### [WORK REQUIRED]
Output all the material that follows, exactly as given.

### [PROVIDED INFORMATION]
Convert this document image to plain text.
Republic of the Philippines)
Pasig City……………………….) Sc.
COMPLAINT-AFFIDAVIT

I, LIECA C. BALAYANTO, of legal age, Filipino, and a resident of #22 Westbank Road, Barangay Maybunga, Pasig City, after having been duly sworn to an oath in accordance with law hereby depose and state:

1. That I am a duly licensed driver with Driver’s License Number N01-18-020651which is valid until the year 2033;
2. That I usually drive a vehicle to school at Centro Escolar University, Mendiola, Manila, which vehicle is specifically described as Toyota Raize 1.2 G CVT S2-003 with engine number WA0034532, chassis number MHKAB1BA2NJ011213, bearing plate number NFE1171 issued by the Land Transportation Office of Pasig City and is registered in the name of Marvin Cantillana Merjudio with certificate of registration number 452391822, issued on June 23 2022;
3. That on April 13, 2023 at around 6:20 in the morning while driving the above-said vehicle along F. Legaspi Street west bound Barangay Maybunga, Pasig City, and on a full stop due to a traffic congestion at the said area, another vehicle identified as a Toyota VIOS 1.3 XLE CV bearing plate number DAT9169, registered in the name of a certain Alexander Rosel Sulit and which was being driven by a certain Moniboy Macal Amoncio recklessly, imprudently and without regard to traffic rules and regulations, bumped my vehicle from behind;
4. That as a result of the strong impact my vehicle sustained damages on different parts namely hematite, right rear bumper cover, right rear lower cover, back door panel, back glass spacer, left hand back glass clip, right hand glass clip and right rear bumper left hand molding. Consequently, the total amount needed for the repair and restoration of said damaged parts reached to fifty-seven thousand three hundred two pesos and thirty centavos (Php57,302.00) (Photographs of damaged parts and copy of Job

### [THE RESPONSE]
Convert this document image to plain text.
Republic of the Philippines)
Pasig City……………………….) Sc.
COMPLAINT-AFFIDAVIT

I, LIECA C. BALAYANTO, of legal age, Filipino, and a resident of #22 Westbank Road, Barangay Maybunga, Pasig City, after having been duly sworn to an oath in accordance with law hereby depose and state:

1. That I am a duly licensed driver with Driver’s License Number N01-18-020651which is valid until the year 2033;
2. That I usually drive a vehicle to school at Centro Escolar University, Mendiola, Manila, which vehicle is specifically described as Toyota Raize 1.2 G CVT S2-003 with engine number WA0034532, chassis number MHKAB1BA2NJ011213, bearing plate number NFE1171 issued by the Land Transportation Office of Pasig City and is registered in the name of Marvin Cantillana Merjudio with certificate of registration number 452391822, issued on June 23 2022;
3. That on April 13, 2023 at around 6:20 in the morning while driving the above-said vehicle along F. Legaspi Street west bound Barangay Maybunga, Pasig City, and on a full stop due to a traffic congestion at the said area, another vehicle identified as a Toyota VIOS 1.3 XLE CV bearing plate number DAT9169, registered in the name of a certain Alexander Rosel Sulit and which was being driven by a certain Moniboy Macal Amoncio recklessly, imprudently and without regard to traffic rules and regulations, bumped my vehicle from behind;
4. That as a result of the strong impact my vehicle sustained damages on different parts namely hematite, right rear bumper cover, right rear lower cover, back door panel, back glass spacer, left hand back glass clip, right hand glass clip and right rear bumper left hand molding. Consequently, the total amount needed for the repair and restoration of said damaged parts reached to fifty-seven thousand three hundred two pesos and thirty centavos (Php57,302.00) (Photographs of damaged parts and copy of Job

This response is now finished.